→ Task statement
Provide only the number of lines in the data below that contain the string "mais".

Records from a data source:
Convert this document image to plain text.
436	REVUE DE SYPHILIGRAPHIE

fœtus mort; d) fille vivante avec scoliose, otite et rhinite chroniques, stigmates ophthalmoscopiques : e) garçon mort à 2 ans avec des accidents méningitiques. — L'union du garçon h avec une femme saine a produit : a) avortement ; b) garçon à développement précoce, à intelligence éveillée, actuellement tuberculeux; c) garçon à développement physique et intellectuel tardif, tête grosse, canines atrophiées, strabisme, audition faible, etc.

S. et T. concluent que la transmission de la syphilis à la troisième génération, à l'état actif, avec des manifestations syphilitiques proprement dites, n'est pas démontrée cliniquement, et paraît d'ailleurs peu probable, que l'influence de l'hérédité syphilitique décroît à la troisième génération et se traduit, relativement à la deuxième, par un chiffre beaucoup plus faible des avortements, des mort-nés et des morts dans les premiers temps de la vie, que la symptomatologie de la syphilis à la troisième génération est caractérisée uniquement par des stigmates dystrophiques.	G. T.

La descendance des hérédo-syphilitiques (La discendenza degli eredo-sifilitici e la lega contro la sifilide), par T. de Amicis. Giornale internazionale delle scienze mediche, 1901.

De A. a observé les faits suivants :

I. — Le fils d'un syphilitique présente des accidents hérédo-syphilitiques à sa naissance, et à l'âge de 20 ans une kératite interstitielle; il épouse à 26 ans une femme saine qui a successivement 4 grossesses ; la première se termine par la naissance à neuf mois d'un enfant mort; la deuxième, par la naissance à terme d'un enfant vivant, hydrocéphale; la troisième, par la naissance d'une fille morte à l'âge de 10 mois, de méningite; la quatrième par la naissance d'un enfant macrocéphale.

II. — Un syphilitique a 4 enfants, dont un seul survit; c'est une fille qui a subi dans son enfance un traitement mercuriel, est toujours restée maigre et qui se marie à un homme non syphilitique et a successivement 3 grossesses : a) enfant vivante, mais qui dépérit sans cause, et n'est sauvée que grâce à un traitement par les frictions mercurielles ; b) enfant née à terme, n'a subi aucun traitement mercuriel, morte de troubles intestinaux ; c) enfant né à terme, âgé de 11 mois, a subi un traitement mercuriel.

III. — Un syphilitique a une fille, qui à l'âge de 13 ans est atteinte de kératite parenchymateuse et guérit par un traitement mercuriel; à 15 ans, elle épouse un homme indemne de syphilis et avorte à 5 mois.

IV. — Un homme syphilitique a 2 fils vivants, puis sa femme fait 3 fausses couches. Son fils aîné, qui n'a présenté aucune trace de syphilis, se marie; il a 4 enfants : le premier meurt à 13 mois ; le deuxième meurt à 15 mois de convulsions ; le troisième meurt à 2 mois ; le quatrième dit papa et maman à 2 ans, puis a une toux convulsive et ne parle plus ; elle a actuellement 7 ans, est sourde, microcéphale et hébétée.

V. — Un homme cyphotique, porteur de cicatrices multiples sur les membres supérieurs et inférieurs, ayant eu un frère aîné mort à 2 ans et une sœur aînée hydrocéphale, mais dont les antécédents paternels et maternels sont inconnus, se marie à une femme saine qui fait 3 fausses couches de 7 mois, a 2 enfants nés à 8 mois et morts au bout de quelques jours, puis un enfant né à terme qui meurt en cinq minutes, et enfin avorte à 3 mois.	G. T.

→ Full solution
2